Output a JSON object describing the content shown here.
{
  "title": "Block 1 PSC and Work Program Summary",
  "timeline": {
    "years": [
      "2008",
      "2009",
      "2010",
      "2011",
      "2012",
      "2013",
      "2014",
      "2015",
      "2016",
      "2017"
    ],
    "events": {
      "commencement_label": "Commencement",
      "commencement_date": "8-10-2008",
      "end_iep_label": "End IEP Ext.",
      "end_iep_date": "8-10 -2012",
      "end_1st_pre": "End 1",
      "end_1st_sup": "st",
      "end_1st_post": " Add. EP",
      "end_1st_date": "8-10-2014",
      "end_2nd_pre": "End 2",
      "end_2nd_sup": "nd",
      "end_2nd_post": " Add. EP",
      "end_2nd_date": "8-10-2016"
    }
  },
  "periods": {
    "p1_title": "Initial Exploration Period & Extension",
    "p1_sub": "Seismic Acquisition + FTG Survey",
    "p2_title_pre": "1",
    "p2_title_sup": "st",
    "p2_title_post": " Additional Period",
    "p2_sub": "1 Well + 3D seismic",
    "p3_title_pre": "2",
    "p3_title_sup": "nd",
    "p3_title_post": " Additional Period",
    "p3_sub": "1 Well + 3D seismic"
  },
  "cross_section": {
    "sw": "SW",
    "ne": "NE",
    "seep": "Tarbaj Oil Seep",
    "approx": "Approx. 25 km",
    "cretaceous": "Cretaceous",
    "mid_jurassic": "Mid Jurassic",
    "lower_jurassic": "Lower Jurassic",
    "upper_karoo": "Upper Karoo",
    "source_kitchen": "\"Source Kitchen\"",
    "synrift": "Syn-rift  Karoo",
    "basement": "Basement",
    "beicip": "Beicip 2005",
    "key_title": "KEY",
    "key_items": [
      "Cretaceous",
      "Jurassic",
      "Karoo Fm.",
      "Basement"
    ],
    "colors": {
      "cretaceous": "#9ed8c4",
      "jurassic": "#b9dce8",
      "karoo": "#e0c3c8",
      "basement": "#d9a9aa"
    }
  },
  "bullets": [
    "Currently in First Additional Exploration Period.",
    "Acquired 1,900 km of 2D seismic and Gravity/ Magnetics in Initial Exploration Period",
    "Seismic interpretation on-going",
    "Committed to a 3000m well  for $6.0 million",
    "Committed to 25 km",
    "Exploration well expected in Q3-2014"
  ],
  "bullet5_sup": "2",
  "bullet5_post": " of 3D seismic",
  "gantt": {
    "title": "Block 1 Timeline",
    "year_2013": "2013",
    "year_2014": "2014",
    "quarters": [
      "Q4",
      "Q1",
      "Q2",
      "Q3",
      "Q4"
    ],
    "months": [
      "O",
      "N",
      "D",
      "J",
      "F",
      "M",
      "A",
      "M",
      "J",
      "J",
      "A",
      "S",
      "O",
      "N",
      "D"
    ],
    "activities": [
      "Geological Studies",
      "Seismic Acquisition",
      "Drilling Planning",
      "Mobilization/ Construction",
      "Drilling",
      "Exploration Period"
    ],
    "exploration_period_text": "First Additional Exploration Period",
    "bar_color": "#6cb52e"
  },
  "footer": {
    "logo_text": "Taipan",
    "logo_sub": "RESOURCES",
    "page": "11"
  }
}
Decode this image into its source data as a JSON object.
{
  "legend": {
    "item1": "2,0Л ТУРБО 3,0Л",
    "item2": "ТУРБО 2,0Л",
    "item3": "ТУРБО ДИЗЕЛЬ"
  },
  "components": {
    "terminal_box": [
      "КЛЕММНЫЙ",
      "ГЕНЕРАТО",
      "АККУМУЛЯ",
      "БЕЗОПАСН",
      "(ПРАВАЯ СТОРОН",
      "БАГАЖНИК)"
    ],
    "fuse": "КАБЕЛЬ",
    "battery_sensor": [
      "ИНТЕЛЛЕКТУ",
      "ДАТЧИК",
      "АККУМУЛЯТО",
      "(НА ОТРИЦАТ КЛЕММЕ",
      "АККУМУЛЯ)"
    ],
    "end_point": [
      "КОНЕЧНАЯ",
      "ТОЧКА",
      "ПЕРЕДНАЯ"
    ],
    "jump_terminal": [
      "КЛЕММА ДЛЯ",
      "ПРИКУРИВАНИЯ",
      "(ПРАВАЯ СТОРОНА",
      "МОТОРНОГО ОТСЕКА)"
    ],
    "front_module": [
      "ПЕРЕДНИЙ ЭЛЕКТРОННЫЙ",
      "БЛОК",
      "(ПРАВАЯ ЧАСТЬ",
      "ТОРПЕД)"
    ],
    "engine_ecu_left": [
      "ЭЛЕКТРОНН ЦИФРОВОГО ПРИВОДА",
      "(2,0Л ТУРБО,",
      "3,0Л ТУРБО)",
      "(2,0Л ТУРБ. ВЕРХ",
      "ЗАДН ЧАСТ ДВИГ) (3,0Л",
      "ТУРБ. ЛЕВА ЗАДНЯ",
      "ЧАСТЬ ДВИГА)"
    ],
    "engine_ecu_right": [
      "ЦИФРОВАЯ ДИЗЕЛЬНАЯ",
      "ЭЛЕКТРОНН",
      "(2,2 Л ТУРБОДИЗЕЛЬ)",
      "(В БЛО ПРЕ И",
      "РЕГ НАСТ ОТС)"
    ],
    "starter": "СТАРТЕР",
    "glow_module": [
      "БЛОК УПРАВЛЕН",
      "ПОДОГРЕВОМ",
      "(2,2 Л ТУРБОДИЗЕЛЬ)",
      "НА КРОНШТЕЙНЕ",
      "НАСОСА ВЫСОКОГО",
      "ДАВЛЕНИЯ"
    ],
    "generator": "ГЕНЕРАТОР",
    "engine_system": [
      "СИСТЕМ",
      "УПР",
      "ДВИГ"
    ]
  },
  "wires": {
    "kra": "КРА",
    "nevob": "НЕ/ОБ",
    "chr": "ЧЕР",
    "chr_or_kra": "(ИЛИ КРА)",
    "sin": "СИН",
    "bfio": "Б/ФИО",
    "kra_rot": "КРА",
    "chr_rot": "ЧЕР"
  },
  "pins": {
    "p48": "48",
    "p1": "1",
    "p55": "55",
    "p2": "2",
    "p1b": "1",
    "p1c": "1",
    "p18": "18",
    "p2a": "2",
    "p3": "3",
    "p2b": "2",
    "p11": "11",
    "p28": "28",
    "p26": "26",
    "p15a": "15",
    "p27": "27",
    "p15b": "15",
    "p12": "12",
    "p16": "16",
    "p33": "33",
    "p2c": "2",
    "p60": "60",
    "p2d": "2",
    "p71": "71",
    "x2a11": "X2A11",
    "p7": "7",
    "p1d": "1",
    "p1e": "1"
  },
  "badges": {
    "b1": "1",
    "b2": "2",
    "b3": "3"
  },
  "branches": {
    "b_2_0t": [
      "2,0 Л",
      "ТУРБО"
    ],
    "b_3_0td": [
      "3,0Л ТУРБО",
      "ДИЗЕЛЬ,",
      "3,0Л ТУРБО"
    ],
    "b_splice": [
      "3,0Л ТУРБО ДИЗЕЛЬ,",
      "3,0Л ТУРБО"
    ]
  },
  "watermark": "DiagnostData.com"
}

-------

▶ **Required task**
Pull out all lines from the listing that contain the string "Acquisition".

▶ **The solution**
    "p1_sub": "Seismic Acquisition + FTG Survey",
      "Seismic Acquisition",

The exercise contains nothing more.